■ DATA ■
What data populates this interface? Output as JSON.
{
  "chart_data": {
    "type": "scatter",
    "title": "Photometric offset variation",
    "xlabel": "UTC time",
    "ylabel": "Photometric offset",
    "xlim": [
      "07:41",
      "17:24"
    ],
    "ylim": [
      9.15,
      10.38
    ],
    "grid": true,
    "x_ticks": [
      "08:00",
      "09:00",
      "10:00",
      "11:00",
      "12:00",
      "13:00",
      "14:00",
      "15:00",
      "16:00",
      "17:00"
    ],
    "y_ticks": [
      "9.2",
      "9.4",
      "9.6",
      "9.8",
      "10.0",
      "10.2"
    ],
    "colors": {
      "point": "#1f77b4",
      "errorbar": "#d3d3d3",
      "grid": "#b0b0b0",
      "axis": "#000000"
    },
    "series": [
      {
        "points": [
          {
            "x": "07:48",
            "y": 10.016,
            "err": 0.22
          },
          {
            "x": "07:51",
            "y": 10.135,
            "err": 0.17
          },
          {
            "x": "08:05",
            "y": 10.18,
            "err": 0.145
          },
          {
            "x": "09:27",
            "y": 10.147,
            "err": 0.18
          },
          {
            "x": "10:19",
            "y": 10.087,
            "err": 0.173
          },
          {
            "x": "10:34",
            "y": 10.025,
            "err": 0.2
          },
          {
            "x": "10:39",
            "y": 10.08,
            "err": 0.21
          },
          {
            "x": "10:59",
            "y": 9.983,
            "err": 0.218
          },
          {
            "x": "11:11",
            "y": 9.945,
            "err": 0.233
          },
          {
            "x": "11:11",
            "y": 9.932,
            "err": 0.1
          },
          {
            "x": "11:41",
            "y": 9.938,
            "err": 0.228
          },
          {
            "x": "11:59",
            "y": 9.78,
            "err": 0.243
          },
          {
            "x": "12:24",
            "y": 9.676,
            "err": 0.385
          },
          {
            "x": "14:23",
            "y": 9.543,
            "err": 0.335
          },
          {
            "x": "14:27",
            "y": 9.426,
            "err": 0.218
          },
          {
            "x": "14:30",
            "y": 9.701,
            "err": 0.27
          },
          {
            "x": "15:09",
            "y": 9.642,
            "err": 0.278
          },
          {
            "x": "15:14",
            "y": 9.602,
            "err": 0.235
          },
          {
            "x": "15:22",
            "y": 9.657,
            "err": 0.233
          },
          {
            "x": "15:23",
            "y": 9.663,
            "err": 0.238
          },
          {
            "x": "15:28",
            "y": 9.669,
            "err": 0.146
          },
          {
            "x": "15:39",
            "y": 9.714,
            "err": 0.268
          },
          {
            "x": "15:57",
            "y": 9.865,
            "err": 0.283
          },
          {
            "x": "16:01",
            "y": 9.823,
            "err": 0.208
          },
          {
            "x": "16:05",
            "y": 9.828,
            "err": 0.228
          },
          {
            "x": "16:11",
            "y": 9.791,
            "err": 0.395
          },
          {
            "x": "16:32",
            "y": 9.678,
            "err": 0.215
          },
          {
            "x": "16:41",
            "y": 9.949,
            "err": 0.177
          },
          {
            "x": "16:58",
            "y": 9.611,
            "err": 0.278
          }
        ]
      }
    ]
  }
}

■ TASK REQUIREMENTS ■
Output the complete data exactly as written.

■ RESULT OF THE EXERCISE ■
What data populates this interface? Output as JSON.
{
  "chart_data": {
    "type": "scatter",
    "title": "Photometric offset variation",
    "xlabel": "UTC time",
    "ylabel": "Photometric offset",
    "xlim": [
      "07:41",
      "17:24"
    ],
    "ylim": [
      9.15,
      10.38
    ],
    "grid": true,
    "x_ticks": [
      "08:00",
      "09:00",
      "10:00",
      "11:00",
      "12:00",
      "13:00",
      "14:00",
      "15:00",
      "16:00",
      "17:00"
    ],
    "y_ticks": [
      "9.2",
      "9.4",
      "9.6",
      "9.8",
      "10.0",
      "10.2"
    ],
    "colors": {
      "point": "#1f77b4",
      "errorbar": "#d3d3d3",
      "grid": "#b0b0b0",
      "axis": "#000000"
    },
    "series": [
      {
        "points": [
          {
            "x": "07:48",
            "y": 10.016,
            "err": 0.22
          },
          {
            "x": "07:51",
            "y": 10.135,
            "err": 0.17
          },
          {
            "x": "08:05",
            "y": 10.18,
            "err": 0.145
          },
          {
            "x": "09:27",
            "y": 10.147,
            "err": 0.18
          },
          {
            "x": "10:19",
            "y": 10.087,
            "err": 0.173
          },
          {
            "x": "10:34",
            "y": 10.025,
            "err": 0.2
          },
          {
            "x": "10:39",
            "y": 10.08,
            "err": 0.21
          },
          {
            "x": "10:59",
            "y": 9.983,
            "err": 0.218
          },
          {
            "x": "11:11",
            "y": 9.945,
            "err": 0.233
          },
          {
            "x": "11:11",
            "y": 9.932,
            "err": 0.1
          },
          {
            "x": "11:41",
            "y": 9.938,
            "err": 0.228
          },
          {
            "x": "11:59",
            "y": 9.78,
            "err": 0.243
          },
          {
            "x": "12:24",
            "y": 9.676,
            "err": 0.385
          },
          {
            "x": "14:23",
            "y": 9.543,
            "err": 0.335
          },
          {
            "x": "14:27",
            "y": 9.426,
            "err": 0.218
          },
          {
            "x": "14:30",
            "y": 9.701,
            "err": 0.27
          },
          {
            "x": "15:09",
            "y": 9.642,
            "err": 0.278
          },
          {
            "x": "15:14",
            "y": 9.602,
            "err": 0.235
          },
          {
            "x": "15:22",
            "y": 9.657,
            "err": 0.233
          },
          {
            "x": "15:23",
            "y": 9.663,
            "err": 0.238
          },
          {
            "x": "15:28",
            "y": 9.669,
            "err": 0.146
          },
          {
            "x": "15:39",
            "y": 9.714,
            "err": 0.268
          },
          {
            "x": "15:57",
            "y": 9.865,
            "err": 0.283
          },
          {
            "x": "16:01",
            "y": 9.823,
            "err": 0.208
          },
          {
            "x": "16:05",
            "y": 9.828,
            "err": 0.228
          },
          {
            "x": "16:11",
            "y": 9.791,
            "err": 0.395
          },
          {
            "x": "16:32",
            "y": 9.678,
            "err": 0.215
          },
          {
            "x": "16:41",
            "y": 9.949,
            "err": 0.177
          },
          {
            "x": "16:58",
            "y": 9.611,
            "err": 0.278
          }
        ]
      }
    ]
  }
}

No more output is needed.